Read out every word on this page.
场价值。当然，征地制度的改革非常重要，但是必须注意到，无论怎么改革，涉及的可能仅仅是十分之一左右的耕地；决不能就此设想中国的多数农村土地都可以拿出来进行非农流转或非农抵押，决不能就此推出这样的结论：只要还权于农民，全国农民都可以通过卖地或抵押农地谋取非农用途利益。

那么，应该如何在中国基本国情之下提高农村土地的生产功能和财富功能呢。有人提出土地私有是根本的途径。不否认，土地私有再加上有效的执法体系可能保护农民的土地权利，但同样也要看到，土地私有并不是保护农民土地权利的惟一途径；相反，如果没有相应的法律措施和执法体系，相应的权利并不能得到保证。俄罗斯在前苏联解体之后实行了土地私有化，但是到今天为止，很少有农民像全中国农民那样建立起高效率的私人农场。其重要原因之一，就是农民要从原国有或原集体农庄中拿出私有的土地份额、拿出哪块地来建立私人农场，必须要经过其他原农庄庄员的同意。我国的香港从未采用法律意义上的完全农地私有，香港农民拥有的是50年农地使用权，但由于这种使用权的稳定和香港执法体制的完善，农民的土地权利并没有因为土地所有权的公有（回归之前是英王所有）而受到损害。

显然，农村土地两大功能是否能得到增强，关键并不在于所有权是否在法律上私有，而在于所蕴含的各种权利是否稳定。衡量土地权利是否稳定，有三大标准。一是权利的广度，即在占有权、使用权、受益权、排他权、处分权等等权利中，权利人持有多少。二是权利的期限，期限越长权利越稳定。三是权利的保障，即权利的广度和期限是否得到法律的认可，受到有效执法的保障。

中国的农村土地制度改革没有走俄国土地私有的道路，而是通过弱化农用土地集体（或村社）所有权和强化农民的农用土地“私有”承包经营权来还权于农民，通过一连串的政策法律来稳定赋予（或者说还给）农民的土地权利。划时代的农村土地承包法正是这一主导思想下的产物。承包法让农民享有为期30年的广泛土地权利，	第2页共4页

* * *

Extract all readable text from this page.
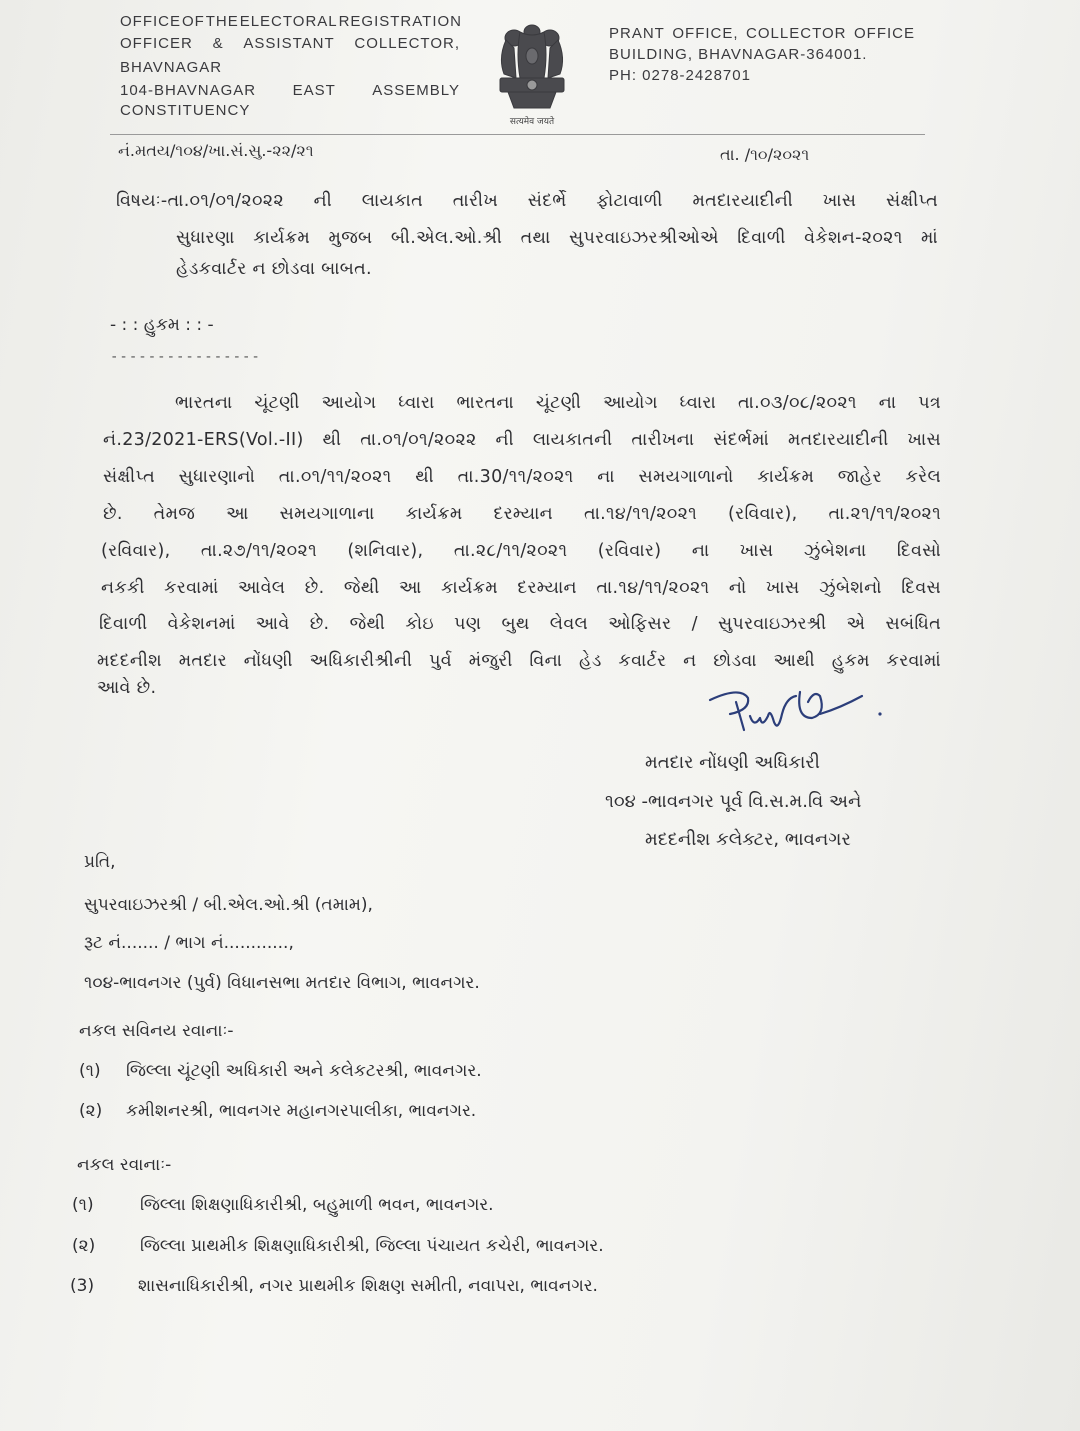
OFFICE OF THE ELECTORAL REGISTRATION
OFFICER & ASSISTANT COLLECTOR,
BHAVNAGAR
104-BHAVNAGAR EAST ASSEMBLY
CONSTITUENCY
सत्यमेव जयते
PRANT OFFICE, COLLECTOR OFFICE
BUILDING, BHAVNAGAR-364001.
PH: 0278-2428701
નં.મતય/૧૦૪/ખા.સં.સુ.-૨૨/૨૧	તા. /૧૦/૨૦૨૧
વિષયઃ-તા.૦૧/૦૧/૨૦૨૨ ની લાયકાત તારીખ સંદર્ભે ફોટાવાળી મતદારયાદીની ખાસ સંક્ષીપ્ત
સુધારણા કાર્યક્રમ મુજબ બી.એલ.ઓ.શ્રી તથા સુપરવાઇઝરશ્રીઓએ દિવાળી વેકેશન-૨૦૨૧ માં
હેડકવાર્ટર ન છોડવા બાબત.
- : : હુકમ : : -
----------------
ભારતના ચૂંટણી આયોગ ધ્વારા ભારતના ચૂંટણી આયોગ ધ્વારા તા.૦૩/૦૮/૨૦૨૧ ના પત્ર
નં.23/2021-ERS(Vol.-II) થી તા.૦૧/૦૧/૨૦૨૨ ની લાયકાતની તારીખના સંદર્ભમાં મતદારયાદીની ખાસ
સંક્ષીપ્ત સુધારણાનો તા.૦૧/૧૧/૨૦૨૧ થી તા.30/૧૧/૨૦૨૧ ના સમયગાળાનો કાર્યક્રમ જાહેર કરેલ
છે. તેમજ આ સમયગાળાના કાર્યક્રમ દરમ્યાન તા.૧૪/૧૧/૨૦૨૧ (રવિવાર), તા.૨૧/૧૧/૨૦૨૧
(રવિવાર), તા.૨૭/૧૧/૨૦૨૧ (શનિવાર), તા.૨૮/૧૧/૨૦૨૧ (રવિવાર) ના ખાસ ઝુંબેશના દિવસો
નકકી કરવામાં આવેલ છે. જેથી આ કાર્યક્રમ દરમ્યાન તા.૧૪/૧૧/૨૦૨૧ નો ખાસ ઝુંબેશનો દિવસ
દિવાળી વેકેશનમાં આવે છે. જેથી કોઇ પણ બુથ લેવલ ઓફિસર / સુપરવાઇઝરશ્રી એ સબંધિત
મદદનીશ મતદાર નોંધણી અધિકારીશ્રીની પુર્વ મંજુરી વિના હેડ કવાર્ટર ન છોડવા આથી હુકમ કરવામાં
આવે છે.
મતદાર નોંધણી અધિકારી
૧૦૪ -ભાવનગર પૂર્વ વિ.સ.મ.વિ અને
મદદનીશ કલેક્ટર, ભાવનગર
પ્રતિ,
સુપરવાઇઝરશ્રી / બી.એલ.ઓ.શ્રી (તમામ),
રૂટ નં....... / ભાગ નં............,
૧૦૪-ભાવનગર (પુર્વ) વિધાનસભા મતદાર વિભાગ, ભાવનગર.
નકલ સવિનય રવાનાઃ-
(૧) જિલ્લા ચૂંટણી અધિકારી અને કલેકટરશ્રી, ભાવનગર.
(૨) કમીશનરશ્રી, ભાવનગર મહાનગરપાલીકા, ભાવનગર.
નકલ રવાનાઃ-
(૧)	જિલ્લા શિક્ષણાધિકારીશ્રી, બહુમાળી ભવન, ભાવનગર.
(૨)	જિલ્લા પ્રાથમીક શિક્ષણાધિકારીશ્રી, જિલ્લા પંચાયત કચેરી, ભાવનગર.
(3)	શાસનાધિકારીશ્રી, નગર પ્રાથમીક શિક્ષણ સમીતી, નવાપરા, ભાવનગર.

▶ [What needs to be done] Scan the data above and copy every line with "ઇઝરશ" in it.

▶ [The solution]
સુધારણા કાર્યક્રમ મુજબ બી.એલ.ઓ.શ્રી તથા સુપરવાઇઝરશ્રીઓએ દિવાળી વેકેશન-૨૦૨૧ માં
દિવાળી વેકેશનમાં આવે છે. જેથી કોઇ પણ બુથ લેવલ ઓફિસર / સુપરવાઇઝરશ્રી એ સબંધિત
સુપરવાઇઝરશ્રી / બી.એલ.ઓ.શ્રી (તમામ),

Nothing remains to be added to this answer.